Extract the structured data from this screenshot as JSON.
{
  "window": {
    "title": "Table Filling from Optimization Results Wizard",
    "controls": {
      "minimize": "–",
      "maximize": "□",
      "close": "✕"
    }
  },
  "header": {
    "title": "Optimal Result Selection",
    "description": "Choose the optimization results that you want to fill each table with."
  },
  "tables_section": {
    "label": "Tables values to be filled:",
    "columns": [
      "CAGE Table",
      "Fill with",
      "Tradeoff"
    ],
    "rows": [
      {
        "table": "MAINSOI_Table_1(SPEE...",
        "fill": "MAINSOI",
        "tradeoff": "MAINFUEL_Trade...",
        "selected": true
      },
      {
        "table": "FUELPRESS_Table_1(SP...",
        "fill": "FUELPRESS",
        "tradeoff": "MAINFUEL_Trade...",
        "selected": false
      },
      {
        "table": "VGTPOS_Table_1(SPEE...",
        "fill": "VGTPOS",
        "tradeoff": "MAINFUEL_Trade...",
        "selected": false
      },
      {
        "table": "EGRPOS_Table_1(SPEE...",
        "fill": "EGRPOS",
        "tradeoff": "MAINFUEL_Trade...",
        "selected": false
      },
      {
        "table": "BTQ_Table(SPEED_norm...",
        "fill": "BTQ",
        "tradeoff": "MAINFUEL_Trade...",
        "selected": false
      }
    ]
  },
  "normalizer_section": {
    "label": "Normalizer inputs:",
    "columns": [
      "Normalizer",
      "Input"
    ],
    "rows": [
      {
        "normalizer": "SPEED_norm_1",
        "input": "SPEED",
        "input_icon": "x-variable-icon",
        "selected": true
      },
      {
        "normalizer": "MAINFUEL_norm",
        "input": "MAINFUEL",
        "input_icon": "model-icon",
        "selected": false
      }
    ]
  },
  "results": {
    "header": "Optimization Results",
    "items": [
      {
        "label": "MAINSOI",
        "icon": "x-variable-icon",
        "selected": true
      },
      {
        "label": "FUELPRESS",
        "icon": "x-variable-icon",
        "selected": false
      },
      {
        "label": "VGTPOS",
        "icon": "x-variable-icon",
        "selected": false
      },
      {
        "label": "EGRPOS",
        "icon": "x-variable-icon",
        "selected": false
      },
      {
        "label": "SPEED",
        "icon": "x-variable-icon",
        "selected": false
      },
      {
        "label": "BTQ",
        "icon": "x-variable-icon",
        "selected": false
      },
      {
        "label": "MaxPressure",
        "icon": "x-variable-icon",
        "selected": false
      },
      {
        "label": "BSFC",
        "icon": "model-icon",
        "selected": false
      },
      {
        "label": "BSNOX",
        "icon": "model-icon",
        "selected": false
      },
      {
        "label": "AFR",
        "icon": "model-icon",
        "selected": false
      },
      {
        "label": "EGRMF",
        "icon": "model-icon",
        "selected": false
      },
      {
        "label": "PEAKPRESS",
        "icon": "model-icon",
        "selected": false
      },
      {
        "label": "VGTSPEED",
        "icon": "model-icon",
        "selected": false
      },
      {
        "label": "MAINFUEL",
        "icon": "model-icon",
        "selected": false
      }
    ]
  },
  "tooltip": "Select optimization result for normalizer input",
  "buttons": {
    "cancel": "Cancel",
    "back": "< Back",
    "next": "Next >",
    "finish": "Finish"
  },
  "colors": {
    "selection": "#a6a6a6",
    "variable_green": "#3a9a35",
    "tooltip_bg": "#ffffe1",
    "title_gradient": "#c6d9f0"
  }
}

## Work to do
All of the data must be returned exactly.

## The response
Extract the structured data from this screenshot as JSON.
{
  "window": {
    "title": "Table Filling from Optimization Results Wizard",
    "controls": {
      "minimize": "–",
      "maximize": "□",
      "close": "✕"
    }
  },
  "header": {
    "title": "Optimal Result Selection",
    "description": "Choose the optimization results that you want to fill each table with."
  },
  "tables_section": {
    "label": "Tables values to be filled:",
    "columns": [
      "CAGE Table",
      "Fill with",
      "Tradeoff"
    ],
    "rows": [
      {
        "table": "MAINSOI_Table_1(SPEE...",
        "fill": "MAINSOI",
        "tradeoff": "MAINFUEL_Trade...",
        "selected": true
      },
      {
        "table": "FUELPRESS_Table_1(SP...",
        "fill": "FUELPRESS",
        "tradeoff": "MAINFUEL_Trade...",
        "selected": false
      },
      {
        "table": "VGTPOS_Table_1(SPEE...",
        "fill": "VGTPOS",
        "tradeoff": "MAINFUEL_Trade...",
        "selected": false
      },
      {
        "table": "EGRPOS_Table_1(SPEE...",
        "fill": "EGRPOS",
        "tradeoff": "MAINFUEL_Trade...",
        "selected": false
      },
      {
        "table": "BTQ_Table(SPEED_norm...",
        "fill": "BTQ",
        "tradeoff": "MAINFUEL_Trade...",
        "selected": false
      }
    ]
  },
  "normalizer_section": {
    "label": "Normalizer inputs:",
    "columns": [
      "Normalizer",
      "Input"
    ],
    "rows": [
      {
        "normalizer": "SPEED_norm_1",
        "input": "SPEED",
        "input_icon": "x-variable-icon",
        "selected": true
      },
      {
        "normalizer": "MAINFUEL_norm",
        "input": "MAINFUEL",
        "input_icon": "model-icon",
        "selected": false
      }
    ]
  },
  "results": {
    "header": "Optimization Results",
    "items": [
      {
        "label": "MAINSOI",
        "icon": "x-variable-icon",
        "selected": true
      },
      {
        "label": "FUELPRESS",
        "icon": "x-variable-icon",
        "selected": false
      },
      {
        "label": "VGTPOS",
        "icon": "x-variable-icon",
        "selected": false
      },
      {
        "label": "EGRPOS",
        "icon": "x-variable-icon",
        "selected": false
      },
      {
        "label": "SPEED",
        "icon": "x-variable-icon",
        "selected": false
      },
      {
        "label": "BTQ",
        "icon": "x-variable-icon",
        "selected": false
      },
      {
        "label": "MaxPressure",
        "icon": "x-variable-icon",
        "selected": false
      },
      {
        "label": "BSFC",
        "icon": "model-icon",
        "selected": false
      },
      {
        "label": "BSNOX",
        "icon": "model-icon",
        "selected": false
      },
      {
        "label": "AFR",
        "icon": "model-icon",
        "selected": false
      },
      {
        "label": "EGRMF",
        "icon": "model-icon",
        "selected": false
      },
      {
        "label": "PEAKPRESS",
        "icon": "model-icon",
        "selected": false
      },
      {
        "label": "VGTSPEED",
        "icon": "model-icon",
        "selected": false
      },
      {
        "label": "MAINFUEL",
        "icon": "model-icon",
        "selected": false
      }
    ]
  },
  "tooltip": "Select optimization result for normalizer input",
  "buttons": {
    "cancel": "Cancel",
    "back": "< Back",
    "next": "Next >",
    "finish": "Finish"
  },
  "colors": {
    "selection": "#a6a6a6",
    "variable_green": "#3a9a35",
    "tooltip_bg": "#ffffe1",
    "title_gradient": "#c6d9f0"
  }
}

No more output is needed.